Task directions: Reproduce without changes the rows from the start of the records through the line holding "group-label: Bottom-higher (136, 365, 205, 376)", inclusive.

Material shown:
— begin —

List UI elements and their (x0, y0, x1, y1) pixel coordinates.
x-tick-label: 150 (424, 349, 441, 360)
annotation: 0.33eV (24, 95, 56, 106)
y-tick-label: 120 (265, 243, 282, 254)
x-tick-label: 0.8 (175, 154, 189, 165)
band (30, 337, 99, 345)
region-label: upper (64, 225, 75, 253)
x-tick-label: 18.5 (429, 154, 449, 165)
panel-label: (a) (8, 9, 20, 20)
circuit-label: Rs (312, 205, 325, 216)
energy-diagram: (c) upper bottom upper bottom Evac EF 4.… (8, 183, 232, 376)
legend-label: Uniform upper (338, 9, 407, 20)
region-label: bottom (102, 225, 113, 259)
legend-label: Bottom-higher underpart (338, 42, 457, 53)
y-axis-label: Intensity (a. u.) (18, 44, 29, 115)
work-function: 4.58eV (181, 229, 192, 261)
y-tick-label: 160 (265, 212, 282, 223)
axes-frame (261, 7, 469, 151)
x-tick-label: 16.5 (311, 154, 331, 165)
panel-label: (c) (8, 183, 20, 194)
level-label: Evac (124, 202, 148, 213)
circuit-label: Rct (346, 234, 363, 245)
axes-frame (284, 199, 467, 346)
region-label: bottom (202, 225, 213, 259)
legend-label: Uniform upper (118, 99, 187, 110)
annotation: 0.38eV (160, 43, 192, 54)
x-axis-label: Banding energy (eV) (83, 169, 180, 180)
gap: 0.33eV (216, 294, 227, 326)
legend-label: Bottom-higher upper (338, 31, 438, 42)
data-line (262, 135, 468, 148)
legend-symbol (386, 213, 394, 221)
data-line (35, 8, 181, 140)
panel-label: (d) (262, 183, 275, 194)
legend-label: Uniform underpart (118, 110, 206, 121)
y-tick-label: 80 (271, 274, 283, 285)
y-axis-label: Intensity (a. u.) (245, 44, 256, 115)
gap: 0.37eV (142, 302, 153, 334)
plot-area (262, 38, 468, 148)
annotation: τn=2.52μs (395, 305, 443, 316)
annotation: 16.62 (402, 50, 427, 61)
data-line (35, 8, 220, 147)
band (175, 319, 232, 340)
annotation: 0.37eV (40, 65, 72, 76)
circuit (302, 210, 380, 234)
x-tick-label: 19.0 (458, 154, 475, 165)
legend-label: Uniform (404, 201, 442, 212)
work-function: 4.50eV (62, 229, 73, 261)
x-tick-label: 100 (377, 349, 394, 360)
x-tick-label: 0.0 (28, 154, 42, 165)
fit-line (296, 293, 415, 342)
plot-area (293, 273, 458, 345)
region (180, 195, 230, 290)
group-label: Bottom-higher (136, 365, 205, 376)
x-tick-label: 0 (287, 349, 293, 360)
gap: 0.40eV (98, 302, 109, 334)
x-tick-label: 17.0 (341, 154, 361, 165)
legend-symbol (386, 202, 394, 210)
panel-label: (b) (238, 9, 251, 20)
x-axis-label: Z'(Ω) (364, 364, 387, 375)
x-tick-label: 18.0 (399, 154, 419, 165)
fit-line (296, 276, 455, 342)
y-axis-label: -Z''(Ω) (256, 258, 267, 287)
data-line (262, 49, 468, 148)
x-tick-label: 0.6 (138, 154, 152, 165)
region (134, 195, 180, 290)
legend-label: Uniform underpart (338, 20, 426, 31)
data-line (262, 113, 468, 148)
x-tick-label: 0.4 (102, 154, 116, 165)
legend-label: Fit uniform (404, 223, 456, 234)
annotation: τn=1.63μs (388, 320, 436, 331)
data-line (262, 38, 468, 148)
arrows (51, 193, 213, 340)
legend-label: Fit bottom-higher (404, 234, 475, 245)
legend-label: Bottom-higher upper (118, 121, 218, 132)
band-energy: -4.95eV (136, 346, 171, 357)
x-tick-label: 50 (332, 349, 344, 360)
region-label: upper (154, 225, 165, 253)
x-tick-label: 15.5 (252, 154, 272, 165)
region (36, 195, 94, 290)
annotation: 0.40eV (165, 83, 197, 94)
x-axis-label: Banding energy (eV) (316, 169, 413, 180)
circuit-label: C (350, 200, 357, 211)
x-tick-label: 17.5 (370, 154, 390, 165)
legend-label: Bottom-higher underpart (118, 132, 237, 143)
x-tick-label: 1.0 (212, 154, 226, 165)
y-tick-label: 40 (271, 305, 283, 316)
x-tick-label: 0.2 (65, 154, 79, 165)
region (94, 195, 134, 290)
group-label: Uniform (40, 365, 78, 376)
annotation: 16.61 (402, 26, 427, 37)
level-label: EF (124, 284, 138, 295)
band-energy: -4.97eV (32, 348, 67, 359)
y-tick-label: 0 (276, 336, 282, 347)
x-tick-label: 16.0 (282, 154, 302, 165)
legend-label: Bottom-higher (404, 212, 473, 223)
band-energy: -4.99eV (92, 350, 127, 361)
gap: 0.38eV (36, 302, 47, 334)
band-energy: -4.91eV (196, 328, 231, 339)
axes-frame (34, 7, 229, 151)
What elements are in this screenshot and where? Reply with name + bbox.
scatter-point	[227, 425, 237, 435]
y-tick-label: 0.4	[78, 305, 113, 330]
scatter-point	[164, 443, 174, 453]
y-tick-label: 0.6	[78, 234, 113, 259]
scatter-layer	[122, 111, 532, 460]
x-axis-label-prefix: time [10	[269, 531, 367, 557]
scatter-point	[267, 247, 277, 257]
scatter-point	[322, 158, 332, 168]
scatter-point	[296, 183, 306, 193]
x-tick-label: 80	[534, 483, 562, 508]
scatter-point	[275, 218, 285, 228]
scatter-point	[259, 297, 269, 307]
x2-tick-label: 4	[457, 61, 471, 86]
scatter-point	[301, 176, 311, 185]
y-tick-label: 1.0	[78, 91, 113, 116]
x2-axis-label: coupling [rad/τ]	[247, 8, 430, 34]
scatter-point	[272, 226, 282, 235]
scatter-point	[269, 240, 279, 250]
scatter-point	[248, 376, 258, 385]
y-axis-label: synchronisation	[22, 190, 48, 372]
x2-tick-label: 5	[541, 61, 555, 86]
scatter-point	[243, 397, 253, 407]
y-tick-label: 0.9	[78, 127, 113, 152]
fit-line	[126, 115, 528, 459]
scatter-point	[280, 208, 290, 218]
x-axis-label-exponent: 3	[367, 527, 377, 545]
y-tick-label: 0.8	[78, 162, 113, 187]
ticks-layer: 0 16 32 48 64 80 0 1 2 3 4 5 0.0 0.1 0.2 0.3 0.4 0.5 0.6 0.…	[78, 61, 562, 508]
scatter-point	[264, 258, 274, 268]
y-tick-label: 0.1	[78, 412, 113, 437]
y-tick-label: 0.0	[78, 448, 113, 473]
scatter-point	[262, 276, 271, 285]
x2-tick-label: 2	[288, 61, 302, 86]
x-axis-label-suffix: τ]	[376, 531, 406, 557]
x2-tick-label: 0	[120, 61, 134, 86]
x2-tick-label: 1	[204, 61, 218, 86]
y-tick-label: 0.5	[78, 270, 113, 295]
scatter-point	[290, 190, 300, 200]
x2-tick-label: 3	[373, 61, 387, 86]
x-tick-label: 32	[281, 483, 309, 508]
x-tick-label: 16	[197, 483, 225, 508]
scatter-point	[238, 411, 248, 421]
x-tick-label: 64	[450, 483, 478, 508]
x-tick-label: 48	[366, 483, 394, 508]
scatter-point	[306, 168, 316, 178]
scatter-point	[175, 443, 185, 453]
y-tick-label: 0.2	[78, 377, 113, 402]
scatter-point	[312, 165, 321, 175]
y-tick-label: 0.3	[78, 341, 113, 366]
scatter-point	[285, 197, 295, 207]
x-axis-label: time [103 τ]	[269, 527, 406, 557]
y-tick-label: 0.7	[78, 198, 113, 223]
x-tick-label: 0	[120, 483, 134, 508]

— end —

Response to the task:
List UI elements and their (x0, y0, x1, y1) pixel coordinates.
x-tick-label: 150 (424, 349, 441, 360)
annotation: 0.33eV (24, 95, 56, 106)
y-tick-label: 120 (265, 243, 282, 254)
x-tick-label: 0.8 (175, 154, 189, 165)
band (30, 337, 99, 345)
region-label: upper (64, 225, 75, 253)
x-tick-label: 18.5 (429, 154, 449, 165)
panel-label: (a) (8, 9, 20, 20)
circuit-label: Rs (312, 205, 325, 216)
energy-diagram: (c) upper bottom upper bottom Evac EF 4.… (8, 183, 232, 376)
legend-label: Uniform upper (338, 9, 407, 20)
region-label: bottom (102, 225, 113, 259)
legend-label: Bottom-higher underpart (338, 42, 457, 53)
y-axis-label: Intensity (a. u.) (18, 44, 29, 115)
work-function: 4.58eV (181, 229, 192, 261)
y-tick-label: 160 (265, 212, 282, 223)
axes-frame (261, 7, 469, 151)
x-tick-label: 16.5 (311, 154, 331, 165)
panel-label: (c) (8, 183, 20, 194)
level-label: Evac (124, 202, 148, 213)
circuit-label: Rct (346, 234, 363, 245)
axes-frame (284, 199, 467, 346)
region-label: bottom (202, 225, 213, 259)
legend-label: Uniform upper (118, 99, 187, 110)
annotation: 0.38eV (160, 43, 192, 54)
x-axis-label: Banding energy (eV) (83, 169, 180, 180)
gap: 0.33eV (216, 294, 227, 326)
legend-label: Bottom-higher upper (338, 31, 438, 42)
data-line (262, 135, 468, 148)
legend-symbol (386, 213, 394, 221)
data-line (35, 8, 181, 140)
panel-label: (d) (262, 183, 275, 194)
legend-label: Uniform underpart (118, 110, 206, 121)
y-tick-label: 80 (271, 274, 283, 285)
y-axis-label: Intensity (a. u.) (245, 44, 256, 115)
gap: 0.37eV (142, 302, 153, 334)
plot-area (262, 38, 468, 148)
annotation: τn=2.52μs (395, 305, 443, 316)
annotation: 16.62 (402, 50, 427, 61)
data-line (35, 8, 220, 147)
band (175, 319, 232, 340)
annotation: 0.37eV (40, 65, 72, 76)
circuit (302, 210, 380, 234)
x-tick-label: 19.0 (458, 154, 475, 165)
legend-label: Uniform (404, 201, 442, 212)
work-function: 4.50eV (62, 229, 73, 261)
x-tick-label: 100 (377, 349, 394, 360)
x-tick-label: 0.0 (28, 154, 42, 165)
fit-line (296, 293, 415, 342)
plot-area (293, 273, 458, 345)
region (180, 195, 230, 290)
group-label: Bottom-higher (136, 365, 205, 376)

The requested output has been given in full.